The records that follow are to be repeated without alteration.

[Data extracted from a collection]

* * * * *

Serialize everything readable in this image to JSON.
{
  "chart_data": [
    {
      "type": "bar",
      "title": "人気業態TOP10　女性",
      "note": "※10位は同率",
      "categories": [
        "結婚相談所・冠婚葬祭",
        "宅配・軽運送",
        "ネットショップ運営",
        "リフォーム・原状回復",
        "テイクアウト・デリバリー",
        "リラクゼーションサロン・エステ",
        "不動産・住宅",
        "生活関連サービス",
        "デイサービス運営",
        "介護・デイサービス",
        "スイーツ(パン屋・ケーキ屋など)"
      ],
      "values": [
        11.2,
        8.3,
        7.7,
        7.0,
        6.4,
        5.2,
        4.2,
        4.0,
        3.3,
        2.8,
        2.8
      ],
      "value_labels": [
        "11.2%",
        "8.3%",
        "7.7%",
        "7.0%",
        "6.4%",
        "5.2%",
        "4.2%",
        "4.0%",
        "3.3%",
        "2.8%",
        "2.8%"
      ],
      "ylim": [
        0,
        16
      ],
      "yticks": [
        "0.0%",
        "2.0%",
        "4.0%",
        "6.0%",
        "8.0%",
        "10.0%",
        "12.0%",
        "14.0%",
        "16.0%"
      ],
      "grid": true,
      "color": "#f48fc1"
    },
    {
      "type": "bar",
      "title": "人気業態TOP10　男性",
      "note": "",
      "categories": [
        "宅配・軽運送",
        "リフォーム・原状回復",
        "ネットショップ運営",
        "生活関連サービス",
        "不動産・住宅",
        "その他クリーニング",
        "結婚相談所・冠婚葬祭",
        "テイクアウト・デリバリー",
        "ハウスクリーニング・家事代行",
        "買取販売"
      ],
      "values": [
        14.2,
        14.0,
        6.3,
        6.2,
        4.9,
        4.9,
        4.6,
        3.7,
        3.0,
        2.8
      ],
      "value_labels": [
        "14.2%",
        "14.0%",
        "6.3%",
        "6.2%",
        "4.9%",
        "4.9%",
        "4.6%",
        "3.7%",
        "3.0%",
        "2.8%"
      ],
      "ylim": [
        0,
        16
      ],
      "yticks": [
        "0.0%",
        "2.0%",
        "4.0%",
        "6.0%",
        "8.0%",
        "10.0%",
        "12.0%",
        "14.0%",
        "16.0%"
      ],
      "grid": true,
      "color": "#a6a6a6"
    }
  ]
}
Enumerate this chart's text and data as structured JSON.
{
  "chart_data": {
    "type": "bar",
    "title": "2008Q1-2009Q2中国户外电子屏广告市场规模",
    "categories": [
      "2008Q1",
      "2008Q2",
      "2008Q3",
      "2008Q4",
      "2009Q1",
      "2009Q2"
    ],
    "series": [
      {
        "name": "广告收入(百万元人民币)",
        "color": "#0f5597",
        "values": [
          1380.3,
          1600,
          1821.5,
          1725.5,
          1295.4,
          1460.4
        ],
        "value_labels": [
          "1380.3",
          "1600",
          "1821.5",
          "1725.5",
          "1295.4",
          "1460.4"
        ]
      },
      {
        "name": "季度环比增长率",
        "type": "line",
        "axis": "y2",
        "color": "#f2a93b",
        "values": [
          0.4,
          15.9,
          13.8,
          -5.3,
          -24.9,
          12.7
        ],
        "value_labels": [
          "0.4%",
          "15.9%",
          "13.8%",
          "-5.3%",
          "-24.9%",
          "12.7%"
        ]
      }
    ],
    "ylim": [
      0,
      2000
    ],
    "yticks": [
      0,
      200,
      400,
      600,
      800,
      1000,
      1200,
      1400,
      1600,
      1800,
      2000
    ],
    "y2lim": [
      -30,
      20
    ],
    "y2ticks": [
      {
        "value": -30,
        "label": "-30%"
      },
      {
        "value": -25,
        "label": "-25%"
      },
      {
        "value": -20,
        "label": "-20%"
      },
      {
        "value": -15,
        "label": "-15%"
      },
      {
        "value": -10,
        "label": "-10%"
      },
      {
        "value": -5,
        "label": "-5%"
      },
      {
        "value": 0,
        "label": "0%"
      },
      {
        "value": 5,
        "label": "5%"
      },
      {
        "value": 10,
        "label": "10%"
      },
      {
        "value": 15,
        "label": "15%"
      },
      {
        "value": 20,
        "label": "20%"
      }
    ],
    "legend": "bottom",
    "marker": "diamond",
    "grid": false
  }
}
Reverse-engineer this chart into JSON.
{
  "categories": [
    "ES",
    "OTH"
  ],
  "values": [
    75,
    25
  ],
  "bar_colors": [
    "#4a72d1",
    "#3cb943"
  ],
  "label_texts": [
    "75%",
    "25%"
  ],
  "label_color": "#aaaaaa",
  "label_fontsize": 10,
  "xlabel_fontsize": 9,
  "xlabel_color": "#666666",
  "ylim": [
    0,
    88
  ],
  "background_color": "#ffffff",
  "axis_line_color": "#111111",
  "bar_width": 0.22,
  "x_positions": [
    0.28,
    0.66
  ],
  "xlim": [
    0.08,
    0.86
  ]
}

* * * * *

* EXERCISE OUTPUT *
Serialize everything readable in this image to JSON.
{
  "chart_data": [
    {
      "type": "bar",
      "title": "人気業態TOP10　女性",
      "note": "※10位は同率",
      "categories": [
        "結婚相談所・冠婚葬祭",
        "宅配・軽運送",
        "ネットショップ運営",
        "リフォーム・原状回復",
        "テイクアウト・デリバリー",
        "リラクゼーションサロン・エステ",
        "不動産・住宅",
        "生活関連サービス",
        "デイサービス運営",
        "介護・デイサービス",
        "スイーツ(パン屋・ケーキ屋など)"
      ],
      "values": [
        11.2,
        8.3,
        7.7,
        7.0,
        6.4,
        5.2,
        4.2,
        4.0,
        3.3,
        2.8,
        2.8
      ],
      "value_labels": [
        "11.2%",
        "8.3%",
        "7.7%",
        "7.0%",
        "6.4%",
        "5.2%",
        "4.2%",
        "4.0%",
        "3.3%",
        "2.8%",
        "2.8%"
      ],
      "ylim": [
        0,
        16
      ],
      "yticks": [
        "0.0%",
        "2.0%",
        "4.0%",
        "6.0%",
        "8.0%",
        "10.0%",
        "12.0%",
        "14.0%",
        "16.0%"
      ],
      "grid": true,
      "color": "#f48fc1"
    },
    {
      "type": "bar",
      "title": "人気業態TOP10　男性",
      "note": "",
      "categories": [
        "宅配・軽運送",
        "リフォーム・原状回復",
        "ネットショップ運営",
        "生活関連サービス",
        "不動産・住宅",
        "その他クリーニング",
        "結婚相談所・冠婚葬祭",
        "テイクアウト・デリバリー",
        "ハウスクリーニング・家事代行",
        "買取販売"
      ],
      "values": [
        14.2,
        14.0,
        6.3,
        6.2,
        4.9,
        4.9,
        4.6,
        3.7,
        3.0,
        2.8
      ],
      "value_labels": [
        "14.2%",
        "14.0%",
        "6.3%",
        "6.2%",
        "4.9%",
        "4.9%",
        "4.6%",
        "3.7%",
        "3.0%",
        "2.8%"
      ],
      "ylim": [
        0,
        16
      ],
      "yticks": [
        "0.0%",
        "2.0%",
        "4.0%",
        "6.0%",
        "8.0%",
        "10.0%",
        "12.0%",
        "14.0%",
        "16.0%"
      ],
      "grid": true,
      "color": "#a6a6a6"
    }
  ]
}
Enumerate this chart's text and data as structured JSON.
{
  "chart_data": {
    "type": "bar",
    "title": "2008Q1-2009Q2中国户外电子屏广告市场规模",
    "categories": [
      "2008Q1",
      "2008Q2",
      "2008Q3",
      "2008Q4",
      "2009Q1",
      "2009Q2"
    ],
    "series": [
      {
        "name": "广告收入(百万元人民币)",
        "color": "#0f5597",
        "values": [
          1380.3,
          1600,
          1821.5,
          1725.5,
          1295.4,
          1460.4
        ],
        "value_labels": [
          "1380.3",
          "1600",
          "1821.5",
          "1725.5",
          "1295.4",
          "1460.4"
        ]
      },
      {
        "name": "季度环比增长率",
        "type": "line",
        "axis": "y2",
        "color": "#f2a93b",
        "values": [
          0.4,
          15.9,
          13.8,
          -5.3,
          -24.9,
          12.7
        ],
        "value_labels": [
          "0.4%",
          "15.9%",
          "13.8%",
          "-5.3%",
          "-24.9%",
          "12.7%"
        ]
      }
    ],
    "ylim": [
      0,
      2000
    ],
    "yticks": [
      0,
      200,
      400,
      600,
      800,
      1000,
      1200,
      1400,
      1600,
      1800,
      2000
    ],
    "y2lim": [
      -30,
      20
    ],
    "y2ticks": [
      {
        "value": -30,
        "label": "-30%"
      },
      {
        "value": -25,
        "label": "-25%"
      },
      {
        "value": -20,
        "label": "-20%"
      },
      {
        "value": -15,
        "label": "-15%"
      },
      {
        "value": -10,
        "label": "-10%"
      },
      {
        "value": -5,
        "label": "-5%"
      },
      {
        "value": 0,
        "label": "0%"
      },
      {
        "value": 5,
        "label": "5%"
      },
      {
        "value": 10,
        "label": "10%"
      },
      {
        "value": 15,
        "label": "15%"
      },
      {
        "value": 20,
        "label": "20%"
      }
    ],
    "legend": "bottom",
    "marker": "diamond",
    "grid": false
  }
}
Reverse-engineer this chart into JSON.
{
  "categories": [
    "ES",
    "OTH"
  ],
  "values": [
    75,
    25
  ],
  "bar_colors": [
    "#4a72d1",
    "#3cb943"
  ],
  "label_texts": [
    "75%",
    "25%"
  ],
  "label_color": "#aaaaaa",
  "label_fontsize": 10,
  "xlabel_fontsize": 9,
  "xlabel_color": "#666666",
  "ylim": [
    0,
    88
  ],
  "background_color": "#ffffff",
  "axis_line_color": "#111111",
  "bar_width": 0.22,
  "x_positions": [
    0.28,
    0.66
  ],
  "xlim": [
    0.08,
    0.86
  ]
}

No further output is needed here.